§ **Your instructions**: Could you transcribe the material below exactly, without leaving out a single line?
···
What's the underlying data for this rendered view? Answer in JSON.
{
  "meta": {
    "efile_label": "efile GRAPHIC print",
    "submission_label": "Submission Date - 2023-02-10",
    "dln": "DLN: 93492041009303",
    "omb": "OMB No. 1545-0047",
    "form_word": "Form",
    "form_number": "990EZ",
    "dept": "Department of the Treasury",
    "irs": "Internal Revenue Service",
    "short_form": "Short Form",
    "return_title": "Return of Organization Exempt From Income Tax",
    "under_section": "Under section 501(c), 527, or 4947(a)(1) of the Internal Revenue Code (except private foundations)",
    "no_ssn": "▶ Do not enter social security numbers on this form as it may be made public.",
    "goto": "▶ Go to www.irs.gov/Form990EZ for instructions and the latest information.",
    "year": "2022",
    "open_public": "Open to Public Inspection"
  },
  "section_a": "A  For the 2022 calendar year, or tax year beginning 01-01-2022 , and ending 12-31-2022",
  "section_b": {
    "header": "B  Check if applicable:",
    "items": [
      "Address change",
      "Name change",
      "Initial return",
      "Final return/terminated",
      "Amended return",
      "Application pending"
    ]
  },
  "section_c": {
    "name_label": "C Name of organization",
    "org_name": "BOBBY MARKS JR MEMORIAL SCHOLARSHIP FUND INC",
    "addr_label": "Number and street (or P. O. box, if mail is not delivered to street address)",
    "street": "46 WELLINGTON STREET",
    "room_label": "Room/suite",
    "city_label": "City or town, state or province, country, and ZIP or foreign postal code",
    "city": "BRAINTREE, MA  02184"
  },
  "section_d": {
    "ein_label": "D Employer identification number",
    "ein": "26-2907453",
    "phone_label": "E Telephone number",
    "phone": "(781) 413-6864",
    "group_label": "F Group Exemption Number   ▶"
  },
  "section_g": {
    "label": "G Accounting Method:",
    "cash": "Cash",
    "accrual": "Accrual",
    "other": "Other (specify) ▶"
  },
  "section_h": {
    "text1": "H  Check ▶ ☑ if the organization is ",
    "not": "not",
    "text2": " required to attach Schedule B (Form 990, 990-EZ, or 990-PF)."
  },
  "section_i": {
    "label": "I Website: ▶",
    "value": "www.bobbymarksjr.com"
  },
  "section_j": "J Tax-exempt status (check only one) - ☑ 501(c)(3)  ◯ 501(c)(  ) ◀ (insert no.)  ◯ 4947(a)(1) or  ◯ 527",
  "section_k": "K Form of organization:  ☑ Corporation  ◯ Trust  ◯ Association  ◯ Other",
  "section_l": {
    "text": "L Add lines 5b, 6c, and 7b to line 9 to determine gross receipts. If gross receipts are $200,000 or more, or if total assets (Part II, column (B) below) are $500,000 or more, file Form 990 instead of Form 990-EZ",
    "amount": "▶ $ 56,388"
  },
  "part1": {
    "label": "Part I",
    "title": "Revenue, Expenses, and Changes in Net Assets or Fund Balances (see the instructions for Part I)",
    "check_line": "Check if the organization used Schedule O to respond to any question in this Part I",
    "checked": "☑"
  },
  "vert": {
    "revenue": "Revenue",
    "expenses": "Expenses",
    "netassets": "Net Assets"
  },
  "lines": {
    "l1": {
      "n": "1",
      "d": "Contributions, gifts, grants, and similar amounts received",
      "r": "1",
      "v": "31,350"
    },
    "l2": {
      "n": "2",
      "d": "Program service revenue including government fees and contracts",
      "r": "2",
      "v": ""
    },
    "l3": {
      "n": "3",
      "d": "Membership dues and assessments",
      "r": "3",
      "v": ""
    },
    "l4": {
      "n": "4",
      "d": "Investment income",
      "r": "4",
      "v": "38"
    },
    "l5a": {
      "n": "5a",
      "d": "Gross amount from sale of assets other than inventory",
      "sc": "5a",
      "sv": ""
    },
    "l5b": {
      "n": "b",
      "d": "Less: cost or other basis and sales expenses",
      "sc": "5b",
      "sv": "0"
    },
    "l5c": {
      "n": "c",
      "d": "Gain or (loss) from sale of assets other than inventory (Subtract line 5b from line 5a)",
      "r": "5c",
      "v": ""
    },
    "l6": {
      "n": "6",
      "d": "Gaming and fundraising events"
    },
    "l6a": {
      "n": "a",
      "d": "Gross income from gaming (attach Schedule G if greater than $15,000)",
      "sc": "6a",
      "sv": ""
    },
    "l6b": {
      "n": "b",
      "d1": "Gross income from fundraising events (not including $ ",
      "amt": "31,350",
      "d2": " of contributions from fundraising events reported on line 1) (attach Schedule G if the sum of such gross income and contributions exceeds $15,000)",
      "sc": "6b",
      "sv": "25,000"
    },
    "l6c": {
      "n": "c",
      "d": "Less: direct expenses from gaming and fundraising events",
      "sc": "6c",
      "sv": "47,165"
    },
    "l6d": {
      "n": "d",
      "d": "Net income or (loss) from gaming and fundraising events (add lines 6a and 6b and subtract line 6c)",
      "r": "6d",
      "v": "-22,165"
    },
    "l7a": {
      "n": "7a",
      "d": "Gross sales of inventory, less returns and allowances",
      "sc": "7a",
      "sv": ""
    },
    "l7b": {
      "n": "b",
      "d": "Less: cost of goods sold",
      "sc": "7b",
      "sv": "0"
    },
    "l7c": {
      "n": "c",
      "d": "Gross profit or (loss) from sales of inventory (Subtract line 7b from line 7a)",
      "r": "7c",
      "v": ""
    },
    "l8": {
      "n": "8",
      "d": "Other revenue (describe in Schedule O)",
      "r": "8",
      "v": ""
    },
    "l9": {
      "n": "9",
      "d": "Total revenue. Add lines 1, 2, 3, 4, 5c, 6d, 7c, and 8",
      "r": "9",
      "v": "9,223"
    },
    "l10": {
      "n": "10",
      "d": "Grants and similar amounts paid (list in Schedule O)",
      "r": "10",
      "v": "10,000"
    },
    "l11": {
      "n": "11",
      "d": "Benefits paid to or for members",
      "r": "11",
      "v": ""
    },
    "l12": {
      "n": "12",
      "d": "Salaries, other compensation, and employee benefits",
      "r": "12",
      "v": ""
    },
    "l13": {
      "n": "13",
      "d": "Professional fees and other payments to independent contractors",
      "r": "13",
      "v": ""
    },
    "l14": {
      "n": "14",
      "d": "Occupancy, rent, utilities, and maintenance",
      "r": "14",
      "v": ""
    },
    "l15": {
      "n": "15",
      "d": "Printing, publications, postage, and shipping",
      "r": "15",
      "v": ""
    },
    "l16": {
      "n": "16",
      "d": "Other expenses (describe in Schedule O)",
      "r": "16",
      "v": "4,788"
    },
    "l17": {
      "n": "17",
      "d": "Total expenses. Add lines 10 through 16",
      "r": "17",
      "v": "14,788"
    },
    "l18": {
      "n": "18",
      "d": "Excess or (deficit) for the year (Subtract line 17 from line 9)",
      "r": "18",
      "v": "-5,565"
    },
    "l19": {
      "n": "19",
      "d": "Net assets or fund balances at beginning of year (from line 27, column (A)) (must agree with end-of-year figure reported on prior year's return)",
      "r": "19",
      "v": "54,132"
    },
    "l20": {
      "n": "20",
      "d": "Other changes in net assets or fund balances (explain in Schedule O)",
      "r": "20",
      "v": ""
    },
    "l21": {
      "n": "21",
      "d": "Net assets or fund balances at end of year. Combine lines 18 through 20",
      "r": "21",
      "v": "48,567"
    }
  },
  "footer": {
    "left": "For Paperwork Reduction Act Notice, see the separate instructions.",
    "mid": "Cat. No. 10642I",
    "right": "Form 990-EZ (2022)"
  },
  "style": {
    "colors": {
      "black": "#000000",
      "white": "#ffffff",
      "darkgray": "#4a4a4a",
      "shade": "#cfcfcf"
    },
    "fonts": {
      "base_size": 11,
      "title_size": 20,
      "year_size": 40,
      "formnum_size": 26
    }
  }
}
···
§ **Result of the exercise**:
What's the underlying data for this rendered view? Answer in JSON.
{
  "meta": {
    "efile_label": "efile GRAPHIC print",
    "submission_label": "Submission Date - 2023-02-10",
    "dln": "DLN: 93492041009303",
    "omb": "OMB No. 1545-0047",
    "form_word": "Form",
    "form_number": "990EZ",
    "dept": "Department of the Treasury",
    "irs": "Internal Revenue Service",
    "short_form": "Short Form",
    "return_title": "Return of Organization Exempt From Income Tax",
    "under_section": "Under section 501(c), 527, or 4947(a)(1) of the Internal Revenue Code (except private foundations)",
    "no_ssn": "▶ Do not enter social security numbers on this form as it may be made public.",
    "goto": "▶ Go to www.irs.gov/Form990EZ for instructions and the latest information.",
    "year": "2022",
    "open_public": "Open to Public Inspection"
  },
  "section_a": "A  For the 2022 calendar year, or tax year beginning 01-01-2022 , and ending 12-31-2022",
  "section_b": {
    "header": "B  Check if applicable:",
    "items": [
      "Address change",
      "Name change",
      "Initial return",
      "Final return/terminated",
      "Amended return",
      "Application pending"
    ]
  },
  "section_c": {
    "name_label": "C Name of organization",
    "org_name": "BOBBY MARKS JR MEMORIAL SCHOLARSHIP FUND INC",
    "addr_label": "Number and street (or P. O. box, if mail is not delivered to street address)",
    "street": "46 WELLINGTON STREET",
    "room_label": "Room/suite",
    "city_label": "City or town, state or province, country, and ZIP or foreign postal code",
    "city": "BRAINTREE, MA  02184"
  },
  "section_d": {
    "ein_label": "D Employer identification number",
    "ein": "26-2907453",
    "phone_label": "E Telephone number",
    "phone": "(781) 413-6864",
    "group_label": "F Group Exemption Number   ▶"
  },
  "section_g": {
    "label": "G Accounting Method:",
    "cash": "Cash",
    "accrual": "Accrual",
    "other": "Other (specify) ▶"
  },
  "section_h": {
    "text1": "H  Check ▶ ☑ if the organization is ",
    "not": "not",
    "text2": " required to attach Schedule B (Form 990, 990-EZ, or 990-PF)."
  },
  "section_i": {
    "label": "I Website: ▶",
    "value": "www.bobbymarksjr.com"
  },
  "section_j": "J Tax-exempt status (check only one) - ☑ 501(c)(3)  ◯ 501(c)(  ) ◀ (insert no.)  ◯ 4947(a)(1) or  ◯ 527",
  "section_k": "K Form of organization:  ☑ Corporation  ◯ Trust  ◯ Association  ◯ Other",
  "section_l": {
    "text": "L Add lines 5b, 6c, and 7b to line 9 to determine gross receipts. If gross receipts are $200,000 or more, or if total assets (Part II, column (B) below) are $500,000 or more, file Form 990 instead of Form 990-EZ",
    "amount": "▶ $ 56,388"
  },
  "part1": {
    "label": "Part I",
    "title": "Revenue, Expenses, and Changes in Net Assets or Fund Balances (see the instructions for Part I)",
    "check_line": "Check if the organization used Schedule O to respond to any question in this Part I",
    "checked": "☑"
  },
  "vert": {
    "revenue": "Revenue",
    "expenses": "Expenses",
    "netassets": "Net Assets"
  },
  "lines": {
    "l1": {
      "n": "1",
      "d": "Contributions, gifts, grants, and similar amounts received",
      "r": "1",
      "v": "31,350"
    },
    "l2": {
      "n": "2",
      "d": "Program service revenue including government fees and contracts",
      "r": "2",
      "v": ""
    },
    "l3": {
      "n": "3",
      "d": "Membership dues and assessments",
      "r": "3",
      "v": ""
    },
    "l4": {
      "n": "4",
      "d": "Investment income",
      "r": "4",
      "v": "38"
    },
    "l5a": {
      "n": "5a",
      "d": "Gross amount from sale of assets other than inventory",
      "sc": "5a",
      "sv": ""
    },
    "l5b": {
      "n": "b",
      "d": "Less: cost or other basis and sales expenses",
      "sc": "5b",
      "sv": "0"
    },
    "l5c": {
      "n": "c",
      "d": "Gain or (loss) from sale of assets other than inventory (Subtract line 5b from line 5a)",
      "r": "5c",
      "v": ""
    },
    "l6": {
      "n": "6",
      "d": "Gaming and fundraising events"
    },
    "l6a": {
      "n": "a",
      "d": "Gross income from gaming (attach Schedule G if greater than $15,000)",
      "sc": "6a",
      "sv": ""
    },
    "l6b": {
      "n": "b",
      "d1": "Gross income from fundraising events (not including $ ",
      "amt": "31,350",
      "d2": " of contributions from fundraising events reported on line 1) (attach Schedule G if the sum of such gross income and contributions exceeds $15,000)",
      "sc": "6b",
      "sv": "25,000"
    },
    "l6c": {
      "n": "c",
      "d": "Less: direct expenses from gaming and fundraising events",
      "sc": "6c",
      "sv": "47,165"
    },
    "l6d": {
      "n": "d",
      "d": "Net income or (loss) from gaming and fundraising events (add lines 6a and 6b and subtract line 6c)",
      "r": "6d",
      "v": "-22,165"
    },
    "l7a": {
      "n": "7a",
      "d": "Gross sales of inventory, less returns and allowances",
      "sc": "7a",
      "sv": ""
    },
    "l7b": {
      "n": "b",
      "d": "Less: cost of goods sold",
      "sc": "7b",
      "sv": "0"
    },
    "l7c": {
      "n": "c",
      "d": "Gross profit or (loss) from sales of inventory (Subtract line 7b from line 7a)",
      "r": "7c",
      "v": ""
    },
    "l8": {
      "n": "8",
      "d": "Other revenue (describe in Schedule O)",
      "r": "8",
      "v": ""
    },
    "l9": {
      "n": "9",
      "d": "Total revenue. Add lines 1, 2, 3, 4, 5c, 6d, 7c, and 8",
      "r": "9",
      "v": "9,223"
    },
    "l10": {
      "n": "10",
      "d": "Grants and similar amounts paid (list in Schedule O)",
      "r": "10",
      "v": "10,000"
    },
    "l11": {
      "n": "11",
      "d": "Benefits paid to or for members",
      "r": "11",
      "v": ""
    },
    "l12": {
      "n": "12",
      "d": "Salaries, other compensation, and employee benefits",
      "r": "12",
      "v": ""
    },
    "l13": {
      "n": "13",
      "d": "Professional fees and other payments to independent contractors",
      "r": "13",
      "v": ""
    },
    "l14": {
      "n": "14",
      "d": "Occupancy, rent, utilities, and maintenance",
      "r": "14",
      "v": ""
    },
    "l15": {
      "n": "15",
      "d": "Printing, publications, postage, and shipping",
      "r": "15",
      "v": ""
    },
    "l16": {
      "n": "16",
      "d": "Other expenses (describe in Schedule O)",
      "r": "16",
      "v": "4,788"
    },
    "l17": {
      "n": "17",
      "d": "Total expenses. Add lines 10 through 16",
      "r": "17",
      "v": "14,788"
    },
    "l18": {
      "n": "18",
      "d": "Excess or (deficit) for the year (Subtract line 17 from line 9)",
      "r": "18",
      "v": "-5,565"
    },
    "l19": {
      "n": "19",
      "d": "Net assets or fund balances at beginning of year (from line 27, column (A)) (must agree with end-of-year figure reported on prior year's return)",
      "r": "19",
      "v": "54,132"
    },
    "l20": {
      "n": "20",
      "d": "Other changes in net assets or fund balances (explain in Schedule O)",
      "r": "20",
      "v": ""
    },
    "l21": {
      "n": "21",
      "d": "Net assets or fund balances at end of year. Combine lines 18 through 20",
      "r": "21",
      "v": "48,567"
    }
  },
  "footer": {
    "left": "For Paperwork Reduction Act Notice, see the separate instructions.",
    "mid": "Cat. No. 10642I",
    "right": "Form 990-EZ (2022)"
  },
  "style": {
    "colors": {
      "black": "#000000",
      "white": "#ffffff",
      "darkgray": "#4a4a4a",
      "shade": "#cfcfcf"
    },
    "fonts": {
      "base_size": 11,
      "title_size": 20,
      "year_size": 40,
      "formnum_size": 26
    }
  }
}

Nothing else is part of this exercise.